- [Data for the task]
* * *

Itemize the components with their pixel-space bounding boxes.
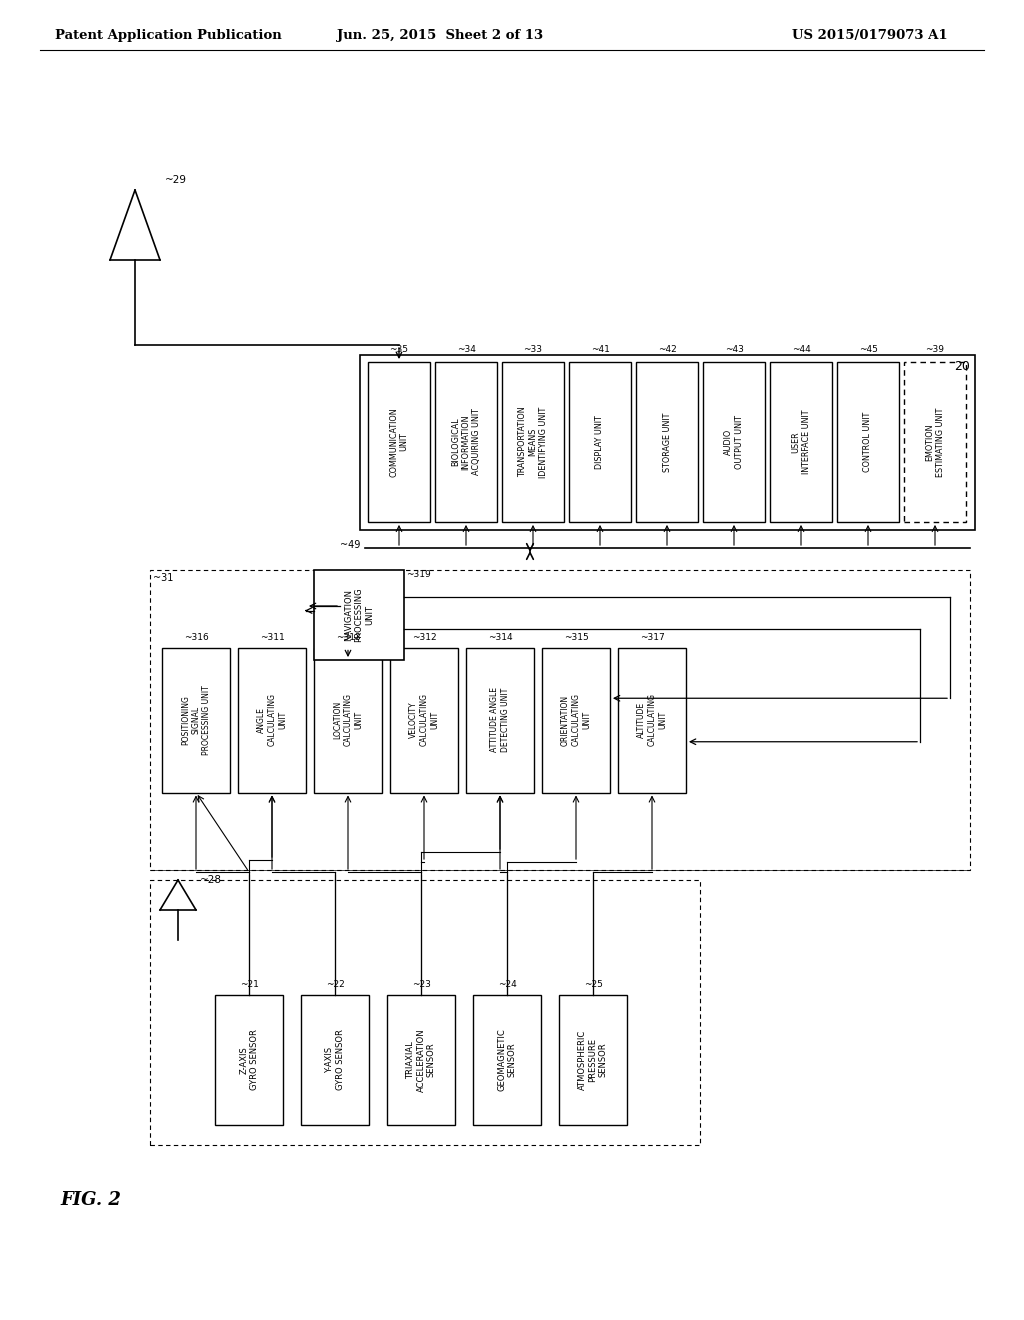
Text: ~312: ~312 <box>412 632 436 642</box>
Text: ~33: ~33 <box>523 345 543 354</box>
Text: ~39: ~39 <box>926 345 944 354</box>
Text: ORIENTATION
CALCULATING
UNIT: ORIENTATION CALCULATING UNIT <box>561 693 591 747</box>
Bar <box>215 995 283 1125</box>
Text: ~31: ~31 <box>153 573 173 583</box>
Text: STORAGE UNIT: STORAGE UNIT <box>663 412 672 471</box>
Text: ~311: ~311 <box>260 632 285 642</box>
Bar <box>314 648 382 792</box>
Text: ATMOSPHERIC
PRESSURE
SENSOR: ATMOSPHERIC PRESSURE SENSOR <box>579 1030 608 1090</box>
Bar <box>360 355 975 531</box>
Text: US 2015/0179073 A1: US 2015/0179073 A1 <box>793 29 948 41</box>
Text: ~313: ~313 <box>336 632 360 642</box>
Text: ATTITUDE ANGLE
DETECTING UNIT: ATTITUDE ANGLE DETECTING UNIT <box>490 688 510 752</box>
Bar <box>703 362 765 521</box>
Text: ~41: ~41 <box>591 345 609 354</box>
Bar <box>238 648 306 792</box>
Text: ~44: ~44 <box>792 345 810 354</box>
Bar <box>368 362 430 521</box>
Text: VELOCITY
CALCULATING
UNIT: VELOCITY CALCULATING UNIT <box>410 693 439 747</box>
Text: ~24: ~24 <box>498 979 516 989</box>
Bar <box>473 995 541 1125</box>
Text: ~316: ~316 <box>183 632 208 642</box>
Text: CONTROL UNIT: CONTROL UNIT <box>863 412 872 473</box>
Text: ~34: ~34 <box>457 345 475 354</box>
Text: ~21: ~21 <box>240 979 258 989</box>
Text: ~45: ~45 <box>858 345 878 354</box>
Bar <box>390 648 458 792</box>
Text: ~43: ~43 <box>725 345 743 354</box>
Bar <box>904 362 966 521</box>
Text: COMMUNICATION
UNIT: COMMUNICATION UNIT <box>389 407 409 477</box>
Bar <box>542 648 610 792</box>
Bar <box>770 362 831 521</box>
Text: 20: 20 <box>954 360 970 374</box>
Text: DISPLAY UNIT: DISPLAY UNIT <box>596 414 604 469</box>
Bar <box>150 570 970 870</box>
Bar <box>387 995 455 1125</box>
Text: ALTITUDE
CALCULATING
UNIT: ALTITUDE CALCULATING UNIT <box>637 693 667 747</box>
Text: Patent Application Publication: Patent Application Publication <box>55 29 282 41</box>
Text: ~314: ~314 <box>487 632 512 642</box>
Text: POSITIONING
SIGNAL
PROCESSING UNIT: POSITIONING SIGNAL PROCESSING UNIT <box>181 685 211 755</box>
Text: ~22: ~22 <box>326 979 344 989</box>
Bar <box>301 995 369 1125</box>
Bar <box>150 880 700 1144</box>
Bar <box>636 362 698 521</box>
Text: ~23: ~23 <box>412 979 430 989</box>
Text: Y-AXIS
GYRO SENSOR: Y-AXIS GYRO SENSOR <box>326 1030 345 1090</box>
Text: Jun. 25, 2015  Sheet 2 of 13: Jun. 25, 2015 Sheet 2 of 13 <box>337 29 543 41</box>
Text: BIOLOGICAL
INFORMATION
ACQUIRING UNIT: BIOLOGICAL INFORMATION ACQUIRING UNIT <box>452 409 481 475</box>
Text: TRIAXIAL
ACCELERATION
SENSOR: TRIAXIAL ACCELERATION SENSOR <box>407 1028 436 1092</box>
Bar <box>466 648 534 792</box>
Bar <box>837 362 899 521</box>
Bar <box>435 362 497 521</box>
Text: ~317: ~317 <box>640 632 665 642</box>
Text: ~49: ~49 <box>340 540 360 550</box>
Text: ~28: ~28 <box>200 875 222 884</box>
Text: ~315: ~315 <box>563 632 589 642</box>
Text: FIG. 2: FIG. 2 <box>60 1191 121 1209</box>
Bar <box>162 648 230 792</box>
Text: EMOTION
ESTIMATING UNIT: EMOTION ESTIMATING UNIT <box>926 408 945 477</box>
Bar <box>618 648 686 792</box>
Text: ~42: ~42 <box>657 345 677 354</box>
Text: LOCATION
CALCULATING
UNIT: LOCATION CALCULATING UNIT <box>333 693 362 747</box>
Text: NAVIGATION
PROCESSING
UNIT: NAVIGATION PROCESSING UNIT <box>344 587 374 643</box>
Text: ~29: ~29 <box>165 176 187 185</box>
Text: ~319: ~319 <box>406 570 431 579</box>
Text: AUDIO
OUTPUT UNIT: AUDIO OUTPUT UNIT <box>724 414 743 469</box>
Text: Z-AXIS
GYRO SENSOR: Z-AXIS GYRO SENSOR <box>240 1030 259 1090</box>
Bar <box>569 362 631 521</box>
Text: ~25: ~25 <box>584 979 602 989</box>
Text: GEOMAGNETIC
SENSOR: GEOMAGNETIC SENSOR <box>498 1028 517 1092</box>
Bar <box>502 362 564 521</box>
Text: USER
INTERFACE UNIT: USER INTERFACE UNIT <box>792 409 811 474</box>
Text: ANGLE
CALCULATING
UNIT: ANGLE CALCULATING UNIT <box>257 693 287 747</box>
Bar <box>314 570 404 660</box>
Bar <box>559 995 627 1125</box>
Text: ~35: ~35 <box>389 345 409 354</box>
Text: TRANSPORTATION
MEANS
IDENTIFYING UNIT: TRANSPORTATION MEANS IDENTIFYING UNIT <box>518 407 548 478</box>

* * *

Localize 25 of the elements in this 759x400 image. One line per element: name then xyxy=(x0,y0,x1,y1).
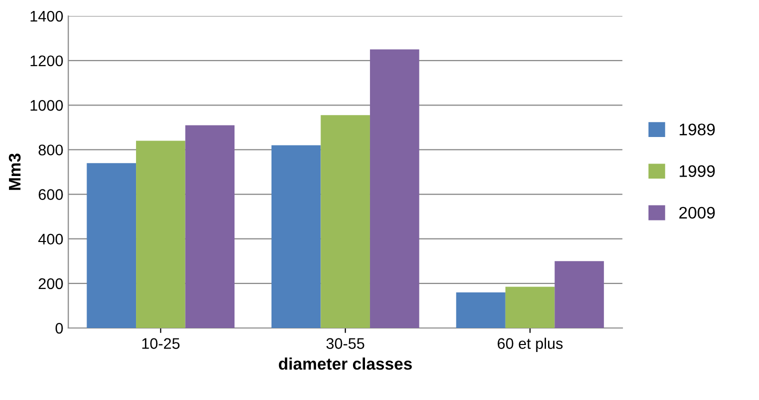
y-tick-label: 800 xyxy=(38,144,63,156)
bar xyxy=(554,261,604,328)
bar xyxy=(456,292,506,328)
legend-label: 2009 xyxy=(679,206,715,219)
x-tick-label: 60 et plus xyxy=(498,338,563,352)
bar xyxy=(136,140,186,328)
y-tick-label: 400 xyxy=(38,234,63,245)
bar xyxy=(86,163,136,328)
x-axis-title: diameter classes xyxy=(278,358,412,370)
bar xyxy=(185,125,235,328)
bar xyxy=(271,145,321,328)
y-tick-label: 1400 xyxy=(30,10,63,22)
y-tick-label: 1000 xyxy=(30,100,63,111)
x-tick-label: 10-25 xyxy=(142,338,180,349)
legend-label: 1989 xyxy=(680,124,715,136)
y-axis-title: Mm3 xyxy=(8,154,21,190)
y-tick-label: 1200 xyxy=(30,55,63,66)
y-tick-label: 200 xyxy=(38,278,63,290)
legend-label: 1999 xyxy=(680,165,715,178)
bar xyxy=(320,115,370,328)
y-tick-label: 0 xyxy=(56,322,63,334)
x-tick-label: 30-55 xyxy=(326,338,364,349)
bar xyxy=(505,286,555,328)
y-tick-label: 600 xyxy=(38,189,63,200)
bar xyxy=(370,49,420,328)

* * *

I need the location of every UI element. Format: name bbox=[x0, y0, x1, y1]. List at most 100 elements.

* * *

- [Task statement]
Recast everything in the records above, from the line containing "Itemize the components" down to the line containing "Bar <box>238 648 306 792</box>", as a numbered list with blank lines left out. Leave the pictures out of the answer.

- [Complete response]
1. Itemize the components with their pixel-space bounding boxes.
2. Text: ~312: ~312 <box>412 632 436 642</box>
3. Text: ~33: ~33 <box>523 345 543 354</box>
4. Text: ~39: ~39 <box>926 345 944 354</box>
5. Text: ORIENTATION
6. CALCULATING
7. UNIT: ORIENTATION CALCULATING UNIT <box>561 693 591 747</box>
8. Bar <box>215 995 283 1125</box>
9. Text: ~31: ~31 <box>153 573 173 583</box>
10. Text: STORAGE UNIT: STORAGE UNIT <box>663 412 672 471</box>
11. Text: ~311: ~311 <box>260 632 285 642</box>
12. Bar <box>314 648 382 792</box>
13. Text: ATMOSPHERIC
14. PRESSURE
15. SENSOR: ATMOSPHERIC PRESSURE SENSOR <box>579 1030 608 1090</box>
16. Bar <box>360 355 975 531</box>
17. Text: US 2015/0179073 A1: US 2015/0179073 A1 <box>793 29 948 41</box>
18. Text: ~313: ~313 <box>336 632 360 642</box>
19. Text: ATTITUDE ANGLE
20. DETECTING UNIT: ATTITUDE ANGLE DETECTING UNIT <box>490 688 510 752</box>
21. Bar <box>703 362 765 521</box>
22. Text: ~41: ~41 <box>591 345 609 354</box>
23. Bar <box>238 648 306 792</box>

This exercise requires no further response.